-- Begin INFORMATION GIVEN --

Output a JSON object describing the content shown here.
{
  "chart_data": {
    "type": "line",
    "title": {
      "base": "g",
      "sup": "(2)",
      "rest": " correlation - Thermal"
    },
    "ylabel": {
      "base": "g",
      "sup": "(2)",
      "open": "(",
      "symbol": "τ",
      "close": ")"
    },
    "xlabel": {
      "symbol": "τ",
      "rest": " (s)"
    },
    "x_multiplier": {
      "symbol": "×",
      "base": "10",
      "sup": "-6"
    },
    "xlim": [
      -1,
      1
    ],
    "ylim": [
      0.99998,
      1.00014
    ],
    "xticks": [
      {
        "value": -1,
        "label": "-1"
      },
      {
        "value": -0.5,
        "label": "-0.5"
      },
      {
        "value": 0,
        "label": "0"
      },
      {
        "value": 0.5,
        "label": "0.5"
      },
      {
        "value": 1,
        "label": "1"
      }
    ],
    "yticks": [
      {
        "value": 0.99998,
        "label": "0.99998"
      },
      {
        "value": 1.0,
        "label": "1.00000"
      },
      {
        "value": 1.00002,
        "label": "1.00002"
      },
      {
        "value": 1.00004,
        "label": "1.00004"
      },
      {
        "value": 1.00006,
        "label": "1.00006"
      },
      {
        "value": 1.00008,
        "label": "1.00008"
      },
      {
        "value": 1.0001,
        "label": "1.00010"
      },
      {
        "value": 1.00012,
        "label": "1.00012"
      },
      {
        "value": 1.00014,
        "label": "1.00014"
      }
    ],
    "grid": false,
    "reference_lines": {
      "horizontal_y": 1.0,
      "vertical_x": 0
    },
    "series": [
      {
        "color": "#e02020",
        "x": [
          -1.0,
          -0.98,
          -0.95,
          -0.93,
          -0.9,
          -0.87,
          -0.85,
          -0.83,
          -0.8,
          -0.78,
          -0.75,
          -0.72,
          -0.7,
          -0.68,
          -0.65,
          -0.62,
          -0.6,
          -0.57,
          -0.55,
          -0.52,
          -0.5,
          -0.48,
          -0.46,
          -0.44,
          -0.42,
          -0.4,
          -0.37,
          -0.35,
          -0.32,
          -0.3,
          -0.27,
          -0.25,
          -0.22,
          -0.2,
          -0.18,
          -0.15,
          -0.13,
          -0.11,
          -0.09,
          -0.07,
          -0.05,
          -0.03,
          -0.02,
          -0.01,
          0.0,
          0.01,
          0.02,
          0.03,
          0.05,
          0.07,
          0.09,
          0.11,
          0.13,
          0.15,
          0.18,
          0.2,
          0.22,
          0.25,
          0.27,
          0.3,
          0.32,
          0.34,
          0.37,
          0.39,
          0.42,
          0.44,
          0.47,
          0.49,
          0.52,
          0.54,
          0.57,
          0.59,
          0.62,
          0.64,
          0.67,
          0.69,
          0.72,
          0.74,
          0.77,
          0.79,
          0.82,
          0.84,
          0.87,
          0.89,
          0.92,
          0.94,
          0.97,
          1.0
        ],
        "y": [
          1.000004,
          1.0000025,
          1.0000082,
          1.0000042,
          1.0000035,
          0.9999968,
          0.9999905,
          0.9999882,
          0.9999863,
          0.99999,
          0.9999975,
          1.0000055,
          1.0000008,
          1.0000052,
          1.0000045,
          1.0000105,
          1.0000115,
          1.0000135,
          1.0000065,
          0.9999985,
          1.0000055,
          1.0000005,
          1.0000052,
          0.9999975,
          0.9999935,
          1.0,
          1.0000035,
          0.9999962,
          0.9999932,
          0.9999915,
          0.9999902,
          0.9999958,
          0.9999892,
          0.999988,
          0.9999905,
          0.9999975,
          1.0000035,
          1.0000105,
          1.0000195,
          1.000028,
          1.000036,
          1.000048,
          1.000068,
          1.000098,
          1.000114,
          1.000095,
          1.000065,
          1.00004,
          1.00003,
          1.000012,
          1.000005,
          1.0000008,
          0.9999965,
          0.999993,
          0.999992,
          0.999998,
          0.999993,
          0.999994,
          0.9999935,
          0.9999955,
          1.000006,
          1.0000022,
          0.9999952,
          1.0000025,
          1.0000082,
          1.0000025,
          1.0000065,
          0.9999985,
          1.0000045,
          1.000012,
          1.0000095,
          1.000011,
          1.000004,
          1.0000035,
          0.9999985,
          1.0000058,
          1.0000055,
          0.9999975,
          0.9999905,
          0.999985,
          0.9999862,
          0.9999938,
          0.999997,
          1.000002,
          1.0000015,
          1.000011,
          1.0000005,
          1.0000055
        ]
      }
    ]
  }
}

-- End INFORMATION GIVEN --

## EXERCISE TASK
Retype the records that precede this task, keeping them exactly the same.

## FINISHED EXERCISE
Output a JSON object describing the content shown here.
{
  "chart_data": {
    "type": "line",
    "title": {
      "base": "g",
      "sup": "(2)",
      "rest": " correlation - Thermal"
    },
    "ylabel": {
      "base": "g",
      "sup": "(2)",
      "open": "(",
      "symbol": "τ",
      "close": ")"
    },
    "xlabel": {
      "symbol": "τ",
      "rest": " (s)"
    },
    "x_multiplier": {
      "symbol": "×",
      "base": "10",
      "sup": "-6"
    },
    "xlim": [
      -1,
      1
    ],
    "ylim": [
      0.99998,
      1.00014
    ],
    "xticks": [
      {
        "value": -1,
        "label": "-1"
      },
      {
        "value": -0.5,
        "label": "-0.5"
      },
      {
        "value": 0,
        "label": "0"
      },
      {
        "value": 0.5,
        "label": "0.5"
      },
      {
        "value": 1,
        "label": "1"
      }
    ],
    "yticks": [
      {
        "value": 0.99998,
        "label": "0.99998"
      },
      {
        "value": 1.0,
        "label": "1.00000"
      },
      {
        "value": 1.00002,
        "label": "1.00002"
      },
      {
        "value": 1.00004,
        "label": "1.00004"
      },
      {
        "value": 1.00006,
        "label": "1.00006"
      },
      {
        "value": 1.00008,
        "label": "1.00008"
      },
      {
        "value": 1.0001,
        "label": "1.00010"
      },
      {
        "value": 1.00012,
        "label": "1.00012"
      },
      {
        "value": 1.00014,
        "label": "1.00014"
      }
    ],
    "grid": false,
    "reference_lines": {
      "horizontal_y": 1.0,
      "vertical_x": 0
    },
    "series": [
      {
        "color": "#e02020",
        "x": [
          -1.0,
          -0.98,
          -0.95,
          -0.93,
          -0.9,
          -0.87,
          -0.85,
          -0.83,
          -0.8,
          -0.78,
          -0.75,
          -0.72,
          -0.7,
          -0.68,
          -0.65,
          -0.62,
          -0.6,
          -0.57,
          -0.55,
          -0.52,
          -0.5,
          -0.48,
          -0.46,
          -0.44,
          -0.42,
          -0.4,
          -0.37,
          -0.35,
          -0.32,
          -0.3,
          -0.27,
          -0.25,
          -0.22,
          -0.2,
          -0.18,
          -0.15,
          -0.13,
          -0.11,
          -0.09,
          -0.07,
          -0.05,
          -0.03,
          -0.02,
          -0.01,
          0.0,
          0.01,
          0.02,
          0.03,
          0.05,
          0.07,
          0.09,
          0.11,
          0.13,
          0.15,
          0.18,
          0.2,
          0.22,
          0.25,
          0.27,
          0.3,
          0.32,
          0.34,
          0.37,
          0.39,
          0.42,
          0.44,
          0.47,
          0.49,
          0.52,
          0.54,
          0.57,
          0.59,
          0.62,
          0.64,
          0.67,
          0.69,
          0.72,
          0.74,
          0.77,
          0.79,
          0.82,
          0.84,
          0.87,
          0.89,
          0.92,
          0.94,
          0.97,
          1.0
        ],
        "y": [
          1.000004,
          1.0000025,
          1.0000082,
          1.0000042,
          1.0000035,
          0.9999968,
          0.9999905,
          0.9999882,
          0.9999863,
          0.99999,
          0.9999975,
          1.0000055,
          1.0000008,
          1.0000052,
          1.0000045,
          1.0000105,
          1.0000115,
          1.0000135,
          1.0000065,
          0.9999985,
          1.0000055,
          1.0000005,
          1.0000052,
          0.9999975,
          0.9999935,
          1.0,
          1.0000035,
          0.9999962,
          0.9999932,
          0.9999915,
          0.9999902,
          0.9999958,
          0.9999892,
          0.999988,
          0.9999905,
          0.9999975,
          1.0000035,
          1.0000105,
          1.0000195,
          1.000028,
          1.000036,
          1.000048,
          1.000068,
          1.000098,
          1.000114,
          1.000095,
          1.000065,
          1.00004,
          1.00003,
          1.000012,
          1.000005,
          1.0000008,
          0.9999965,
          0.999993,
          0.999992,
          0.999998,
          0.999993,
          0.999994,
          0.9999935,
          0.9999955,
          1.000006,
          1.0000022,
          0.9999952,
          1.0000025,
          1.0000082,
          1.0000025,
          1.0000065,
          0.9999985,
          1.0000045,
          1.000012,
          1.0000095,
          1.000011,
          1.000004,
          1.0000035,
          0.9999985,
          1.0000058,
          1.0000055,
          0.9999975,
          0.9999905,
          0.999985,
          0.9999862,
          0.9999938,
          0.999997,
          1.000002,
          1.0000015,
          1.000011,
          1.0000005,
          1.0000055
        ]
      }
    ]
  }
}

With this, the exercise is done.